## What is required
Write out the data below in full. Keep it exact.

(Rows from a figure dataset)
○ ○ ○ ○ ○ ○ ○
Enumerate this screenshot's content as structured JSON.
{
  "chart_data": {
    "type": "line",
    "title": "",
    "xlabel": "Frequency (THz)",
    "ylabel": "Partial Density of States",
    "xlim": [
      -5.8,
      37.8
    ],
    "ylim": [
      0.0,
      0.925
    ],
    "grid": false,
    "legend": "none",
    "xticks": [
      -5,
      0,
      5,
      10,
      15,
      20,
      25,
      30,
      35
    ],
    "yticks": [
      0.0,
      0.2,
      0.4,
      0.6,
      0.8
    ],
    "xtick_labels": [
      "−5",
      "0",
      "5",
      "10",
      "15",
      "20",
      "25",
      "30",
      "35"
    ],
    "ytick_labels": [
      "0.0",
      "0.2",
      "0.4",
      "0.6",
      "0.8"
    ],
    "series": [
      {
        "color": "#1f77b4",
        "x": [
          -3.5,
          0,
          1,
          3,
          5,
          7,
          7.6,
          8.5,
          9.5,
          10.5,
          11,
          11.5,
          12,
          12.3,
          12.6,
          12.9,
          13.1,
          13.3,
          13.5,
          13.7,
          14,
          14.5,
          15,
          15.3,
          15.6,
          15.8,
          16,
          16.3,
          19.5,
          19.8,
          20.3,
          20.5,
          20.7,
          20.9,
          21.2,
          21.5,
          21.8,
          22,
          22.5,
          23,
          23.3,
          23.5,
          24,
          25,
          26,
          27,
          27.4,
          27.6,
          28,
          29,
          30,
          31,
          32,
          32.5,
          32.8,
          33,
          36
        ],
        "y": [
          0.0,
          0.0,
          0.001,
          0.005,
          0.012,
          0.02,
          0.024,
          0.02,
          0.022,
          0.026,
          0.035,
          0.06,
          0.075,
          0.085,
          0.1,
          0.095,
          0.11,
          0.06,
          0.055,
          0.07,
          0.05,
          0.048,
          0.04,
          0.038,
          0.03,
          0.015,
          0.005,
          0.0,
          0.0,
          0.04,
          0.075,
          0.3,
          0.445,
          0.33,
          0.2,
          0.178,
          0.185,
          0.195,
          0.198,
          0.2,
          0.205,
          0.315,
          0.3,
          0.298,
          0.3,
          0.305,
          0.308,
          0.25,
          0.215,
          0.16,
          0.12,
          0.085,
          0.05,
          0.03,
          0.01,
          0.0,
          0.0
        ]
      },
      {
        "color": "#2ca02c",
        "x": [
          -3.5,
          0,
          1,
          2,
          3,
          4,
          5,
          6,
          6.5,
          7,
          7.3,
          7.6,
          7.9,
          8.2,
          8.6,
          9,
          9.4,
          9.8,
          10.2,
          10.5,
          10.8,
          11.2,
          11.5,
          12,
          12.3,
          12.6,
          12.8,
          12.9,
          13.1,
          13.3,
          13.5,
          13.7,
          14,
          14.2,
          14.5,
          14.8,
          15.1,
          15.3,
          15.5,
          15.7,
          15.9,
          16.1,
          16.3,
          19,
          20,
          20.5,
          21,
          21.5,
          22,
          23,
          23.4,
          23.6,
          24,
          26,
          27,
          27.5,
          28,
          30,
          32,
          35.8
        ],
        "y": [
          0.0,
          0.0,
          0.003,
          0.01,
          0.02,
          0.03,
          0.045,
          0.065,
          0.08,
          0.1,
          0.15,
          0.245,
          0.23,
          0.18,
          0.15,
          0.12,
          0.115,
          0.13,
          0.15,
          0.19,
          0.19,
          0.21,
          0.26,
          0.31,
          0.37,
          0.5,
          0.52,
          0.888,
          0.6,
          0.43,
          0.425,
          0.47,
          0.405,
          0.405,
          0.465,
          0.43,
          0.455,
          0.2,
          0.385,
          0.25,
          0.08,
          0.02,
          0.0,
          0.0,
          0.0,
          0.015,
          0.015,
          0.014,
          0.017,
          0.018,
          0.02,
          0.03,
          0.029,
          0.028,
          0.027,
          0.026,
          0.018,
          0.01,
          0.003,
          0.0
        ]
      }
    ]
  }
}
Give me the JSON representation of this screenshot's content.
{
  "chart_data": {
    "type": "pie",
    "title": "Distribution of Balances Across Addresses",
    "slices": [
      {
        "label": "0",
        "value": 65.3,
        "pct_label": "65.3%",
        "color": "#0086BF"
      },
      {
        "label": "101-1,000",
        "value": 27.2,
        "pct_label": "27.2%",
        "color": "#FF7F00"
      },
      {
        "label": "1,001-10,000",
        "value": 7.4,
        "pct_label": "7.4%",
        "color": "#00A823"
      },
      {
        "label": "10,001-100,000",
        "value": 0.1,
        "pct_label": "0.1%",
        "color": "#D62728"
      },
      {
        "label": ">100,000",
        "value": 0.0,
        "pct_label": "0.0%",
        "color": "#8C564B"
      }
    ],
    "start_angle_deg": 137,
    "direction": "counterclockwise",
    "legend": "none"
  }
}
○ ○ ○ ○ ○ ○ ○
## Completed task
Enumerate this screenshot's content as structured JSON.
{
  "chart_data": {
    "type": "line",
    "title": "",
    "xlabel": "Frequency (THz)",
    "ylabel": "Partial Density of States",
    "xlim": [
      -5.8,
      37.8
    ],
    "ylim": [
      0.0,
      0.925
    ],
    "grid": false,
    "legend": "none",
    "xticks": [
      -5,
      0,
      5,
      10,
      15,
      20,
      25,
      30,
      35
    ],
    "yticks": [
      0.0,
      0.2,
      0.4,
      0.6,
      0.8
    ],
    "xtick_labels": [
      "−5",
      "0",
      "5",
      "10",
      "15",
      "20",
      "25",
      "30",
      "35"
    ],
    "ytick_labels": [
      "0.0",
      "0.2",
      "0.4",
      "0.6",
      "0.8"
    ],
    "series": [
      {
        "color": "#1f77b4",
        "x": [
          -3.5,
          0,
          1,
          3,
          5,
          7,
          7.6,
          8.5,
          9.5,
          10.5,
          11,
          11.5,
          12,
          12.3,
          12.6,
          12.9,
          13.1,
          13.3,
          13.5,
          13.7,
          14,
          14.5,
          15,
          15.3,
          15.6,
          15.8,
          16,
          16.3,
          19.5,
          19.8,
          20.3,
          20.5,
          20.7,
          20.9,
          21.2,
          21.5,
          21.8,
          22,
          22.5,
          23,
          23.3,
          23.5,
          24,
          25,
          26,
          27,
          27.4,
          27.6,
          28,
          29,
          30,
          31,
          32,
          32.5,
          32.8,
          33,
          36
        ],
        "y": [
          0.0,
          0.0,
          0.001,
          0.005,
          0.012,
          0.02,
          0.024,
          0.02,
          0.022,
          0.026,
          0.035,
          0.06,
          0.075,
          0.085,
          0.1,
          0.095,
          0.11,
          0.06,
          0.055,
          0.07,
          0.05,
          0.048,
          0.04,
          0.038,
          0.03,
          0.015,
          0.005,
          0.0,
          0.0,
          0.04,
          0.075,
          0.3,
          0.445,
          0.33,
          0.2,
          0.178,
          0.185,
          0.195,
          0.198,
          0.2,
          0.205,
          0.315,
          0.3,
          0.298,
          0.3,
          0.305,
          0.308,
          0.25,
          0.215,
          0.16,
          0.12,
          0.085,
          0.05,
          0.03,
          0.01,
          0.0,
          0.0
        ]
      },
      {
        "color": "#2ca02c",
        "x": [
          -3.5,
          0,
          1,
          2,
          3,
          4,
          5,
          6,
          6.5,
          7,
          7.3,
          7.6,
          7.9,
          8.2,
          8.6,
          9,
          9.4,
          9.8,
          10.2,
          10.5,
          10.8,
          11.2,
          11.5,
          12,
          12.3,
          12.6,
          12.8,
          12.9,
          13.1,
          13.3,
          13.5,
          13.7,
          14,
          14.2,
          14.5,
          14.8,
          15.1,
          15.3,
          15.5,
          15.7,
          15.9,
          16.1,
          16.3,
          19,
          20,
          20.5,
          21,
          21.5,
          22,
          23,
          23.4,
          23.6,
          24,
          26,
          27,
          27.5,
          28,
          30,
          32,
          35.8
        ],
        "y": [
          0.0,
          0.0,
          0.003,
          0.01,
          0.02,
          0.03,
          0.045,
          0.065,
          0.08,
          0.1,
          0.15,
          0.245,
          0.23,
          0.18,
          0.15,
          0.12,
          0.115,
          0.13,
          0.15,
          0.19,
          0.19,
          0.21,
          0.26,
          0.31,
          0.37,
          0.5,
          0.52,
          0.888,
          0.6,
          0.43,
          0.425,
          0.47,
          0.405,
          0.405,
          0.465,
          0.43,
          0.455,
          0.2,
          0.385,
          0.25,
          0.08,
          0.02,
          0.0,
          0.0,
          0.0,
          0.015,
          0.015,
          0.014,
          0.017,
          0.018,
          0.02,
          0.03,
          0.029,
          0.028,
          0.027,
          0.026,
          0.018,
          0.01,
          0.003,
          0.0
        ]
      }
    ]
  }
}
Give me the JSON representation of this screenshot's content.
{
  "chart_data": {
    "type": "pie",
    "title": "Distribution of Balances Across Addresses",
    "slices": [
      {
        "label": "0",
        "value": 65.3,
        "pct_label": "65.3%",
        "color": "#0086BF"
      },
      {
        "label": "101-1,000",
        "value": 27.2,
        "pct_label": "27.2%",
        "color": "#FF7F00"
      },
      {
        "label": "1,001-10,000",
        "value": 7.4,
        "pct_label": "7.4%",
        "color": "#00A823"
      },
      {
        "label": "10,001-100,000",
        "value": 0.1,
        "pct_label": "0.1%",
        "color": "#D62728"
      },
      {
        "label": ">100,000",
        "value": 0.0,
        "pct_label": "0.0%",
        "color": "#8C564B"
      }
    ],
    "start_angle_deg": 137,
    "direction": "counterclockwise",
    "legend": "none"
  }
}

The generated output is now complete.